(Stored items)
************

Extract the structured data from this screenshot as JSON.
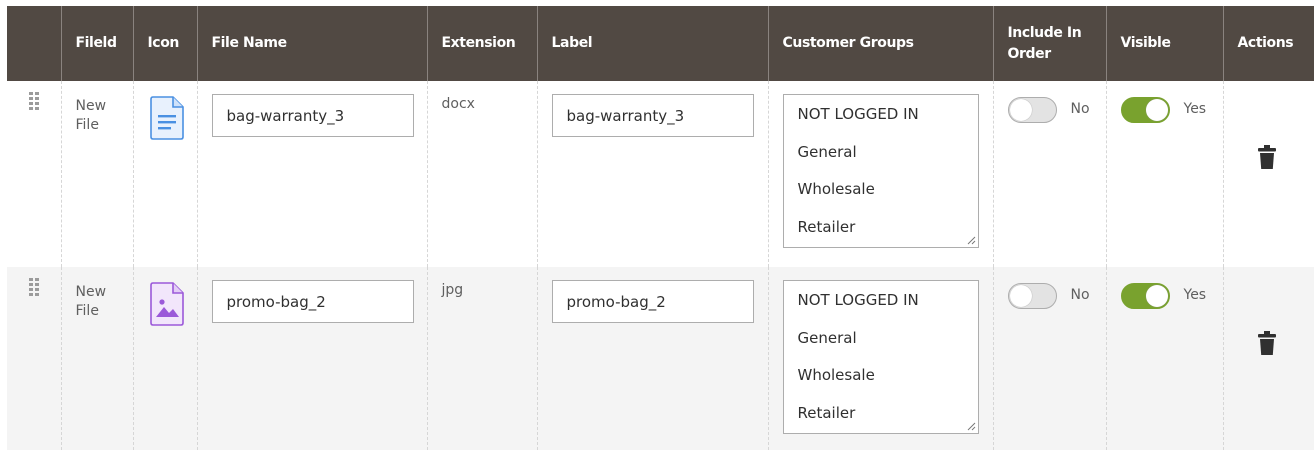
{
  "columns": [
    "Fileld",
    "Icon",
    "File Name",
    "Extension",
    "Label",
    "Customer Groups",
    "Include In Order",
    "Visible",
    "Actions"
  ],
  "rows": [
    {
      "file_id": "New File",
      "icon": "document-icon",
      "icon_color": "#4a90e2",
      "file_name": "bag-warranty_3",
      "extension": "docx",
      "label": "bag-warranty_3",
      "customer_groups": [
        "NOT LOGGED IN",
        "General",
        "Wholesale",
        "Retailer"
      ],
      "include_in_order": false,
      "include_label": "No",
      "visible": true,
      "visible_label": "Yes"
    },
    {
      "file_id": "New File",
      "icon": "image-file-icon",
      "icon_color": "#9b59d9",
      "file_name": "promo-bag_2",
      "extension": "jpg",
      "label": "promo-bag_2",
      "customer_groups": [
        "NOT LOGGED IN",
        "General",
        "Wholesale",
        "Retailer"
      ],
      "include_in_order": false,
      "include_label": "No",
      "visible": true,
      "visible_label": "Yes"
    }
  ],
  "colors": {
    "header_bg": "#514943",
    "toggle_on": "#79a22e",
    "row_alt_bg": "#f4f4f4"
  }
}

************

REQUIREMENT =>
Reproduce all of the data exactly, omitting each picture it holds.

ANSWER IN FULL =>
Extract the structured data from this screenshot as JSON.
{
  "columns": [
    "Fileld",
    "Icon",
    "File Name",
    "Extension",
    "Label",
    "Customer Groups",
    "Include In Order",
    "Visible",
    "Actions"
  ],
  "rows": [
    {
      "file_id": "New File",
      "icon": "document-icon",
      "icon_color": "#4a90e2",
      "file_name": "bag-warranty_3",
      "extension": "docx",
      "label": "bag-warranty_3",
      "customer_groups": [
        "NOT LOGGED IN",
        "General",
        "Wholesale",
        "Retailer"
      ],
      "include_in_order": false,
      "include_label": "No",
      "visible": true,
      "visible_label": "Yes"
    },
    {
      "file_id": "New File",
      "icon": "image-file-icon",
      "icon_color": "#9b59d9",
      "file_name": "promo-bag_2",
      "extension": "jpg",
      "label": "promo-bag_2",
      "customer_groups": [
        "NOT LOGGED IN",
        "General",
        "Wholesale",
        "Retailer"
      ],
      "include_in_order": false,
      "include_label": "No",
      "visible": true,
      "visible_label": "Yes"
    }
  ],
  "colors": {
    "header_bg": "#514943",
    "toggle_on": "#79a22e",
    "row_alt_bg": "#f4f4f4"
  }
}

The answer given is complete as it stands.